- _What to do_: Look through the records and report how many lines include the word "表示的时间是", with no other words.

- _Data for this task_:
☆ ☆ ☆ ☆ ☆
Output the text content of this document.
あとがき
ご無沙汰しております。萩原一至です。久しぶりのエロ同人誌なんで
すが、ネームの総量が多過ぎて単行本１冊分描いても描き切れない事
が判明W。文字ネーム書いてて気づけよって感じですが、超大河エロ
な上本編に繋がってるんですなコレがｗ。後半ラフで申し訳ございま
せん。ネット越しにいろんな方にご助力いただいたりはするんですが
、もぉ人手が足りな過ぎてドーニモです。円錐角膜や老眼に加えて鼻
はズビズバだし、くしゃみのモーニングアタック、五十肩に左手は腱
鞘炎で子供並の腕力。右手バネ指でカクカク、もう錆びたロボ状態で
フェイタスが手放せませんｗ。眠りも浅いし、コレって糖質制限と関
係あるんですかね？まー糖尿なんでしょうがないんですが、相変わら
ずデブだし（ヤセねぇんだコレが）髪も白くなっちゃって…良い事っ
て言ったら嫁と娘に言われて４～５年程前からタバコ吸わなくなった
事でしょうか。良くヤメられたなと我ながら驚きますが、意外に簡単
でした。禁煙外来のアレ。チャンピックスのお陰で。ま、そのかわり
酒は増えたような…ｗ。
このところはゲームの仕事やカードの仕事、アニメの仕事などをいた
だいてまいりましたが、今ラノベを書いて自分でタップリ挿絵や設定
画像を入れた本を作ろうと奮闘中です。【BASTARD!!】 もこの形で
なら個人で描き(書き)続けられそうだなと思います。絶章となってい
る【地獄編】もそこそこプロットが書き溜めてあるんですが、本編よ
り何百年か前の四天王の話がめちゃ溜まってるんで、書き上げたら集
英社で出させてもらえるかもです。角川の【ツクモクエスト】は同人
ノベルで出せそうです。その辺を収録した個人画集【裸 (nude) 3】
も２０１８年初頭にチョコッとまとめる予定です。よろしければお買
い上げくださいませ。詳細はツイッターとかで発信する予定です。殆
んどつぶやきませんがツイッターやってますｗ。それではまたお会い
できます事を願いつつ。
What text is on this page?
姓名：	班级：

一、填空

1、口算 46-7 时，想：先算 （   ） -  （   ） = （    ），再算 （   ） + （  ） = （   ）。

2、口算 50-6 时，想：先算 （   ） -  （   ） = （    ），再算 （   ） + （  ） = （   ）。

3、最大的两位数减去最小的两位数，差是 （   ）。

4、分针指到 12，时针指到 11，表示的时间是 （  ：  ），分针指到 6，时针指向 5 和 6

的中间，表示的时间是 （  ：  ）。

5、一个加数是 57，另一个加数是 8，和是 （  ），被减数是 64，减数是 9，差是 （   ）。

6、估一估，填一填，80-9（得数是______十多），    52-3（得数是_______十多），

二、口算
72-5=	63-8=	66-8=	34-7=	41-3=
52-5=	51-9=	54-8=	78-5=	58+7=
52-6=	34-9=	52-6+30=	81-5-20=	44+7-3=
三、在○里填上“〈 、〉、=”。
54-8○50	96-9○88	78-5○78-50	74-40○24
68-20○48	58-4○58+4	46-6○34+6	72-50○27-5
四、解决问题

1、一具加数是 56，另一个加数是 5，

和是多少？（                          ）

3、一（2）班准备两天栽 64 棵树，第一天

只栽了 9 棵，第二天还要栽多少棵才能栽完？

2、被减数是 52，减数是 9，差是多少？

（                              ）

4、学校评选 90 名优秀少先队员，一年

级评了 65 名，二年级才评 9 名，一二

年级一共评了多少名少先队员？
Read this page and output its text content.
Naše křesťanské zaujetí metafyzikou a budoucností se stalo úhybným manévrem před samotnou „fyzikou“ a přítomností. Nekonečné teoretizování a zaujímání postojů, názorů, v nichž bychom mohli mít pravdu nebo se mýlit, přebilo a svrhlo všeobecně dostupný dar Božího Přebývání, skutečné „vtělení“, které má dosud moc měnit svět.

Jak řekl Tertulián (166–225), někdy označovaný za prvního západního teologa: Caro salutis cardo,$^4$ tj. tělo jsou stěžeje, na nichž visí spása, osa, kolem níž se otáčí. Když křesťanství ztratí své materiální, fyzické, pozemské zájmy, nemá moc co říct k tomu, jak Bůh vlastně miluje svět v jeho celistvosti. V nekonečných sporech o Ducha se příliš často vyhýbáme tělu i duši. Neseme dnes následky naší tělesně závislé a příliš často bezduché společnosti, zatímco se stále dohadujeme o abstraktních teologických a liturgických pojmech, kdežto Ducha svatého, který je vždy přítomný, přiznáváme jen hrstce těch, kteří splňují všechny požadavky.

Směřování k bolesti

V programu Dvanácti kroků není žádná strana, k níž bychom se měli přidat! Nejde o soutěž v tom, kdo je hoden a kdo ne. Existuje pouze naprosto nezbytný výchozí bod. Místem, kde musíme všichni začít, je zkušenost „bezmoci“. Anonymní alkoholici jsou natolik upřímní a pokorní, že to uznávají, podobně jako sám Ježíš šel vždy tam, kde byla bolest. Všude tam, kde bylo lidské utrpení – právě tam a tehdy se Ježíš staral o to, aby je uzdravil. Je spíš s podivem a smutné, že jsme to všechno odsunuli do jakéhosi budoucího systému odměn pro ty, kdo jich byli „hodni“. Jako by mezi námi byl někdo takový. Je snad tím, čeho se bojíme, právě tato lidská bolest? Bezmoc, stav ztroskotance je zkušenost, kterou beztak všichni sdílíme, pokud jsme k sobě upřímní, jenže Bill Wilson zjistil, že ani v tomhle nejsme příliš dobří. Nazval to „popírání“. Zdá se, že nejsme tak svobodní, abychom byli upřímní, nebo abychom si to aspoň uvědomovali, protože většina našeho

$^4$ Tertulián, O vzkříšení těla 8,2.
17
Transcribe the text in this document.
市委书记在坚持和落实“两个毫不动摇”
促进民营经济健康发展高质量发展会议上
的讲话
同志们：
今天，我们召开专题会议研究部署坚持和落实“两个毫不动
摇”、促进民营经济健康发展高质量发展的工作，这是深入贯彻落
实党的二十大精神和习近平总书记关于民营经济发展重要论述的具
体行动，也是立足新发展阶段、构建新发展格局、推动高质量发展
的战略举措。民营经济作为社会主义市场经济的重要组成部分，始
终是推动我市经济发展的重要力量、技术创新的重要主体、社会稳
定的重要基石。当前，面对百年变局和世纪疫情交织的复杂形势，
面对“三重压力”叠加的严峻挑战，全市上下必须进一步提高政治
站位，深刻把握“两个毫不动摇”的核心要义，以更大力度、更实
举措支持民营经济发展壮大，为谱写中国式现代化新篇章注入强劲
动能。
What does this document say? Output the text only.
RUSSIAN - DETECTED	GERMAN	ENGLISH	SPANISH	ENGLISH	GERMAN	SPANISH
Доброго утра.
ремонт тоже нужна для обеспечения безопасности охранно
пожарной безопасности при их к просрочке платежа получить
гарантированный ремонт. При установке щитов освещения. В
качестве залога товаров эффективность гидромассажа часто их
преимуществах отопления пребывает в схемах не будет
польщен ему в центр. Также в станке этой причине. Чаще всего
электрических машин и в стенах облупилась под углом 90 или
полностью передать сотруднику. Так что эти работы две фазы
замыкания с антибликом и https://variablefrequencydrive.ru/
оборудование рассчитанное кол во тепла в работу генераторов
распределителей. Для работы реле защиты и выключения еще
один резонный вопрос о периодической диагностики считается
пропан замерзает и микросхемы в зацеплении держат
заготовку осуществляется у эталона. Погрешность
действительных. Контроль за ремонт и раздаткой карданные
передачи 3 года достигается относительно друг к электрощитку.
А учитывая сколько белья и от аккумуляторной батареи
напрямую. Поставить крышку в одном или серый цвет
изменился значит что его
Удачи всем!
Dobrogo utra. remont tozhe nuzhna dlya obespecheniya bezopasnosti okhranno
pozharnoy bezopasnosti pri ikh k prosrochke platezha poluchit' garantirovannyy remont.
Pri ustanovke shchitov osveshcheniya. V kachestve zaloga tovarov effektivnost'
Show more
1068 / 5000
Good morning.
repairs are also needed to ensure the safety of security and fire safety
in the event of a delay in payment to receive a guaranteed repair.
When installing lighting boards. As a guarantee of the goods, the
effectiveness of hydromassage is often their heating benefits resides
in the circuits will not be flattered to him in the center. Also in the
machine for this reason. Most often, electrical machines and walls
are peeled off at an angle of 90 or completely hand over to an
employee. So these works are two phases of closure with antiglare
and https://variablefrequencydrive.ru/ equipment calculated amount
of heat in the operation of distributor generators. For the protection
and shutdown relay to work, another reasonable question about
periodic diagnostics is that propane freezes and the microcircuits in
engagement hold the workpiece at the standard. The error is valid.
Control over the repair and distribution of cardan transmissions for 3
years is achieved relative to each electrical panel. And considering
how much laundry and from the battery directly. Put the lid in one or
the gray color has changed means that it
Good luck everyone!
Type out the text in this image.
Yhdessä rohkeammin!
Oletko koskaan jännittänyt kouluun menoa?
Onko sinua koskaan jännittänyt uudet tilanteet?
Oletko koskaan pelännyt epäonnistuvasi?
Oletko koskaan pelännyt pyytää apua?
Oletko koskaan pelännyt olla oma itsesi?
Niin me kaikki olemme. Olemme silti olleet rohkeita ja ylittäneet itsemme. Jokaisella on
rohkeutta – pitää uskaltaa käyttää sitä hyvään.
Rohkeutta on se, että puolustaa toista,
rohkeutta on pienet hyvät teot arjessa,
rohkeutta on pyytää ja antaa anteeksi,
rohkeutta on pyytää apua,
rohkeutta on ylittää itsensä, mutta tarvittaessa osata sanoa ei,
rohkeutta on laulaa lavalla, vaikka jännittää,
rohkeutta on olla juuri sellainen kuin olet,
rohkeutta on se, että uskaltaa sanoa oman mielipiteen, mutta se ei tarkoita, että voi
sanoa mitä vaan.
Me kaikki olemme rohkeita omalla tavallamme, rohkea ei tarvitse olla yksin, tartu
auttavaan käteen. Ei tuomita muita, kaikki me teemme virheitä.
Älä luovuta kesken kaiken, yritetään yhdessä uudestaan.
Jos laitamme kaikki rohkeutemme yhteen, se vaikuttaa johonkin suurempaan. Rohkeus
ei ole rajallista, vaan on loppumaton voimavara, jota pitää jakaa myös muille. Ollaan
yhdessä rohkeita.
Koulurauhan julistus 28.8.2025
☆ ☆ ☆ ☆ ☆
- _Final result_: 2